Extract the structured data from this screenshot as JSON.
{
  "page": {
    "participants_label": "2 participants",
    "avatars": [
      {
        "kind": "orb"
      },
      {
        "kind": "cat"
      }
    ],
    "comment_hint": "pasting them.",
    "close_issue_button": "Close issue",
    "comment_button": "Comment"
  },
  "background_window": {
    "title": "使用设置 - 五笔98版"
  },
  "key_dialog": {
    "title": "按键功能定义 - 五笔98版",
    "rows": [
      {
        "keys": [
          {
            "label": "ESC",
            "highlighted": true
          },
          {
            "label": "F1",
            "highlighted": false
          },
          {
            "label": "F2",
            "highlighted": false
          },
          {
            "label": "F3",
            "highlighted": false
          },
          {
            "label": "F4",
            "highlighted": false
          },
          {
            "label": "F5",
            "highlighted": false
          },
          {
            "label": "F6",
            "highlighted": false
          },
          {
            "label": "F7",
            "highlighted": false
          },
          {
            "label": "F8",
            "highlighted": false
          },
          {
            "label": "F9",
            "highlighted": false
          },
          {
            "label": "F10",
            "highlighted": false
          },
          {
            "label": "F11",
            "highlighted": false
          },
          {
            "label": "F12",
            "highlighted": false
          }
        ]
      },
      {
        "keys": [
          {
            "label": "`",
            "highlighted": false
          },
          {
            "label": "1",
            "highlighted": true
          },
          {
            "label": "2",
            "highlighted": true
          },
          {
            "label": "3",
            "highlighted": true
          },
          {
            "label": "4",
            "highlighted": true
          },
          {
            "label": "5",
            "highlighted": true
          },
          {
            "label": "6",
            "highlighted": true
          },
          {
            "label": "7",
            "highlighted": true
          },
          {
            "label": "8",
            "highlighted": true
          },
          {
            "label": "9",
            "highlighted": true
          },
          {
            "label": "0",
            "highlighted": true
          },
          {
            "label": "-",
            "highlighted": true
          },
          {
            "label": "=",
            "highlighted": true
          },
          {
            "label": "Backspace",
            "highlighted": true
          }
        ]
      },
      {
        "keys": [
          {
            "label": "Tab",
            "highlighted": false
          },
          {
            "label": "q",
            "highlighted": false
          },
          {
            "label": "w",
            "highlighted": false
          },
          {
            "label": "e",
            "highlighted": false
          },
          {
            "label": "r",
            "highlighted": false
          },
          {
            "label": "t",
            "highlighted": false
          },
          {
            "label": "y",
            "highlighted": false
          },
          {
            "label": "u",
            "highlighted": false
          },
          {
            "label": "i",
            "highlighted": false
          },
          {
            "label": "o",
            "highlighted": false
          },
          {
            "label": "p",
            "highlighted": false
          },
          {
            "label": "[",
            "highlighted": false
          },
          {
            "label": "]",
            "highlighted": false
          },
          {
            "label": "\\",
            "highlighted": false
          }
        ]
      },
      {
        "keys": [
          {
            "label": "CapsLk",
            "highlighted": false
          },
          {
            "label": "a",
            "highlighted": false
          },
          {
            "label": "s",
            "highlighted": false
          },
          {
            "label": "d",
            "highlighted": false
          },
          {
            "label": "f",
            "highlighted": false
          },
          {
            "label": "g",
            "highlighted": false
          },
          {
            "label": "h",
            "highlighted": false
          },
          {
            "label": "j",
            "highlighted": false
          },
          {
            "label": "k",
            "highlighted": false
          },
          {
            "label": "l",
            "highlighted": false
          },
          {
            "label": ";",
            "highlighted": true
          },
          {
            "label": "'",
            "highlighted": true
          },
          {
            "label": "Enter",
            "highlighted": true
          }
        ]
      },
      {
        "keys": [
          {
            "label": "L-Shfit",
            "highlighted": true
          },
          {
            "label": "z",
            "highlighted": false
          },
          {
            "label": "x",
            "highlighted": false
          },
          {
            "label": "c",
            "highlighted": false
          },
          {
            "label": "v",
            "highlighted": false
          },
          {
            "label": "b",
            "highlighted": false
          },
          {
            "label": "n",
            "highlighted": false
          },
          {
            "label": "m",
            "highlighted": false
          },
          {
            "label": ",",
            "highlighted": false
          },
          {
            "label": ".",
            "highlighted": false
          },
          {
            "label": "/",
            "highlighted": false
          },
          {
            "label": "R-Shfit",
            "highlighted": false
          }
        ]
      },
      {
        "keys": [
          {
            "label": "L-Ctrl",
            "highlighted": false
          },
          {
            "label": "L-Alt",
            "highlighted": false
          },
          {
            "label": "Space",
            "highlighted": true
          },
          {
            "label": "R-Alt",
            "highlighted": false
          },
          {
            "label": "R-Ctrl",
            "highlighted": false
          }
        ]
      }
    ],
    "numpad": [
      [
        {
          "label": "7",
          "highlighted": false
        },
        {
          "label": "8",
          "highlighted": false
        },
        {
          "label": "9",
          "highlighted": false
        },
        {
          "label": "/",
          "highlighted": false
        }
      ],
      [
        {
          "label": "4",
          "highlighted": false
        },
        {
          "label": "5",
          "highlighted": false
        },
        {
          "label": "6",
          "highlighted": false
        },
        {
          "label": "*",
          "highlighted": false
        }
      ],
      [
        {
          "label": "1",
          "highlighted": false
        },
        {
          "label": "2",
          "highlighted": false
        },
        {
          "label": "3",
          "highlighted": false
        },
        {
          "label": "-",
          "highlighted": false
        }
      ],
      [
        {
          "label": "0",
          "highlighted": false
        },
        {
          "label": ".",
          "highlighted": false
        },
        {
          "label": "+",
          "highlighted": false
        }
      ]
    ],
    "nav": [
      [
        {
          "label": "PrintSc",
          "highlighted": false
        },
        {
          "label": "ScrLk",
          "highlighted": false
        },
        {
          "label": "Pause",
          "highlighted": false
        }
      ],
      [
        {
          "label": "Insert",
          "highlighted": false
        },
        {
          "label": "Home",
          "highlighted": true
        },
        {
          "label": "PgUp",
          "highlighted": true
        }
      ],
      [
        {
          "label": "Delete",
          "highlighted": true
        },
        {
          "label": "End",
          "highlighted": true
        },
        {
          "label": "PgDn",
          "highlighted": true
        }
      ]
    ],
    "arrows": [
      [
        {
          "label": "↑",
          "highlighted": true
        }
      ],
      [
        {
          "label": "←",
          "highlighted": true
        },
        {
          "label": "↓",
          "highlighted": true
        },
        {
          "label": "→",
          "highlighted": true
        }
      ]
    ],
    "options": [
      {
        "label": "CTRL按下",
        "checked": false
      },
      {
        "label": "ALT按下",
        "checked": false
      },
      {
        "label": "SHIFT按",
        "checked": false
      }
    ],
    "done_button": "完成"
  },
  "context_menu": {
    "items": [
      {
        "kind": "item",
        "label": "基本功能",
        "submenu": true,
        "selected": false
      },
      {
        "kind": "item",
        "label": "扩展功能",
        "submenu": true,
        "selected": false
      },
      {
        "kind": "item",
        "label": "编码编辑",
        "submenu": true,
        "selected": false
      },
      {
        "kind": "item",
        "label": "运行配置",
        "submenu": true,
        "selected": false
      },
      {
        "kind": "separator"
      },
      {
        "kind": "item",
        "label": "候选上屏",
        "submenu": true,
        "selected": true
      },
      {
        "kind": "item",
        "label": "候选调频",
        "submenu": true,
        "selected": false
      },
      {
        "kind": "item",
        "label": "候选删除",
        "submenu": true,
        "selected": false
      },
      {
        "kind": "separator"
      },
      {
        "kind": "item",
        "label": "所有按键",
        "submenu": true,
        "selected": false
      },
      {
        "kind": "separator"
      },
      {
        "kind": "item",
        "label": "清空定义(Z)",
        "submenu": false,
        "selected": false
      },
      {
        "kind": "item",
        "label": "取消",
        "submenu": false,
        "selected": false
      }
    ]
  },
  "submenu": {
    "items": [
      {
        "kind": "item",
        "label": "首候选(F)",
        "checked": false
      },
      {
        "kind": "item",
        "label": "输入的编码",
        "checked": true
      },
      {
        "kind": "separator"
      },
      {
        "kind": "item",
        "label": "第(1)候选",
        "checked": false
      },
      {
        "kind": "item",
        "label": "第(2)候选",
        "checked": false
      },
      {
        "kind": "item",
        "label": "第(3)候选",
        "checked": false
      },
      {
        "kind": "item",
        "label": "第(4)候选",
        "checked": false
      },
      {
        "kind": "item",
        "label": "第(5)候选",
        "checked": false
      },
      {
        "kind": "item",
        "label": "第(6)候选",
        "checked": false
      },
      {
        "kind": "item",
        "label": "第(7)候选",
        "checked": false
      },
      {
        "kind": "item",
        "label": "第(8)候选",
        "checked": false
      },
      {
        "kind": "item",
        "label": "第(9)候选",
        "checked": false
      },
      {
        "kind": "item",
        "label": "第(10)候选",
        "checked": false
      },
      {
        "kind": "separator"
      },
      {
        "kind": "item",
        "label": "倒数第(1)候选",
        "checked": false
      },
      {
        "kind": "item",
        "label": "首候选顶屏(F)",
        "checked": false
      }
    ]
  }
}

- _PROBLEM STATEMENT_: In the records above, tally the lines where the word "title" appears, and give the number and nothing else.

- _TASK RESPONSE_: 2